(Collection entries)
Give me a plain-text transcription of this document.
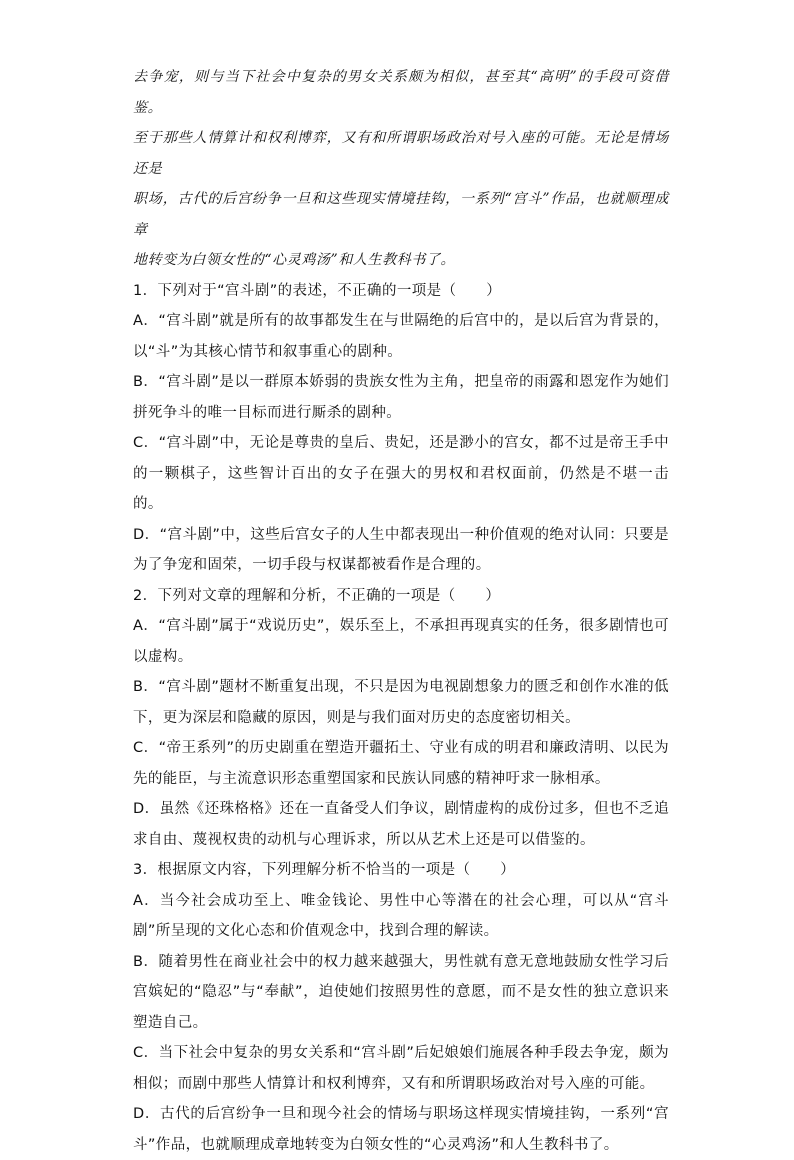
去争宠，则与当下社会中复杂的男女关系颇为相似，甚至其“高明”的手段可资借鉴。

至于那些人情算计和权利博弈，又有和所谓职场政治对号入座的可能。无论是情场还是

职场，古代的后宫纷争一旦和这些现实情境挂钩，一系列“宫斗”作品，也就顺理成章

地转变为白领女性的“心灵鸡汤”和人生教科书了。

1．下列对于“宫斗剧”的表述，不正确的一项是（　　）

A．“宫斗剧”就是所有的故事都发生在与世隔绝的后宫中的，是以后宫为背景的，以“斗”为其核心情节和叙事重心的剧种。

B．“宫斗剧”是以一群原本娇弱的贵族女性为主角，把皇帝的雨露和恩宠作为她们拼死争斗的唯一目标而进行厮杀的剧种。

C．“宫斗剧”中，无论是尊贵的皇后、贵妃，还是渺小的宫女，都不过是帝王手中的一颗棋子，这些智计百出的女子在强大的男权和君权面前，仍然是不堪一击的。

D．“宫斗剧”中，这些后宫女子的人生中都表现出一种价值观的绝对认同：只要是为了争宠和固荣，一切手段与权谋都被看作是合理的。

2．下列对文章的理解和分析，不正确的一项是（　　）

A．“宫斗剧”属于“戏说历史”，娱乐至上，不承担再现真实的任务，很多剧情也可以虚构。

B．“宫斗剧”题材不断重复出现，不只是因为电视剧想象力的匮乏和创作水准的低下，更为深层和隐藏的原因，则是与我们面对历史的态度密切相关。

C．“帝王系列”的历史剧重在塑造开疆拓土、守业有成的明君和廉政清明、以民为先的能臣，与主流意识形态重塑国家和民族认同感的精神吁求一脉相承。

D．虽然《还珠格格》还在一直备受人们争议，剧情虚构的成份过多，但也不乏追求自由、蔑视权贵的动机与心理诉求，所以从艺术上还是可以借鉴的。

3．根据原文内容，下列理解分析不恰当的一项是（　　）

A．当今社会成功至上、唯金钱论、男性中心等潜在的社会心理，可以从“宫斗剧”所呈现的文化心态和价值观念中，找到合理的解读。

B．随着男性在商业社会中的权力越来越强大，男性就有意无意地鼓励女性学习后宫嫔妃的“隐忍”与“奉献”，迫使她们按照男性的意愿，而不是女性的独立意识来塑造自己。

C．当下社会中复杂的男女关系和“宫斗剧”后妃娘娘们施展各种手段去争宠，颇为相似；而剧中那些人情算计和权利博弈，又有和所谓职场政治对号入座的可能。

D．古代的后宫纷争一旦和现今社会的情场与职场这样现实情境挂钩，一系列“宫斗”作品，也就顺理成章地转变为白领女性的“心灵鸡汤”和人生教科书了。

**Required work**
Write out the records above exactly as they stand, leaving out every picture.

**Correct response**
Give me a plain-text transcription of this document.
去争宠，则与当下社会中复杂的男女关系颇为相似，甚至其“高明”的手段可资借鉴。

至于那些人情算计和权利博弈，又有和所谓职场政治对号入座的可能。无论是情场还是

职场，古代的后宫纷争一旦和这些现实情境挂钩，一系列“宫斗”作品，也就顺理成章

地转变为白领女性的“心灵鸡汤”和人生教科书了。

1．下列对于“宫斗剧”的表述，不正确的一项是（　　）

A．“宫斗剧”就是所有的故事都发生在与世隔绝的后宫中的，是以后宫为背景的，以“斗”为其核心情节和叙事重心的剧种。

B．“宫斗剧”是以一群原本娇弱的贵族女性为主角，把皇帝的雨露和恩宠作为她们拼死争斗的唯一目标而进行厮杀的剧种。

C．“宫斗剧”中，无论是尊贵的皇后、贵妃，还是渺小的宫女，都不过是帝王手中的一颗棋子，这些智计百出的女子在强大的男权和君权面前，仍然是不堪一击的。

D．“宫斗剧”中，这些后宫女子的人生中都表现出一种价值观的绝对认同：只要是为了争宠和固荣，一切手段与权谋都被看作是合理的。

2．下列对文章的理解和分析，不正确的一项是（　　）

A．“宫斗剧”属于“戏说历史”，娱乐至上，不承担再现真实的任务，很多剧情也可以虚构。

B．“宫斗剧”题材不断重复出现，不只是因为电视剧想象力的匮乏和创作水准的低下，更为深层和隐藏的原因，则是与我们面对历史的态度密切相关。

C．“帝王系列”的历史剧重在塑造开疆拓土、守业有成的明君和廉政清明、以民为先的能臣，与主流意识形态重塑国家和民族认同感的精神吁求一脉相承。

D．虽然《还珠格格》还在一直备受人们争议，剧情虚构的成份过多，但也不乏追求自由、蔑视权贵的动机与心理诉求，所以从艺术上还是可以借鉴的。

3．根据原文内容，下列理解分析不恰当的一项是（　　）

A．当今社会成功至上、唯金钱论、男性中心等潜在的社会心理，可以从“宫斗剧”所呈现的文化心态和价值观念中，找到合理的解读。

B．随着男性在商业社会中的权力越来越强大，男性就有意无意地鼓励女性学习后宫嫔妃的“隐忍”与“奉献”，迫使她们按照男性的意愿，而不是女性的独立意识来塑造自己。

C．当下社会中复杂的男女关系和“宫斗剧”后妃娘娘们施展各种手段去争宠，颇为相似；而剧中那些人情算计和权利博弈，又有和所谓职场政治对号入座的可能。

D．古代的后宫纷争一旦和现今社会的情场与职场这样现实情境挂钩，一系列“宫斗”作品，也就顺理成章地转变为白领女性的“心灵鸡汤”和人生教科书了。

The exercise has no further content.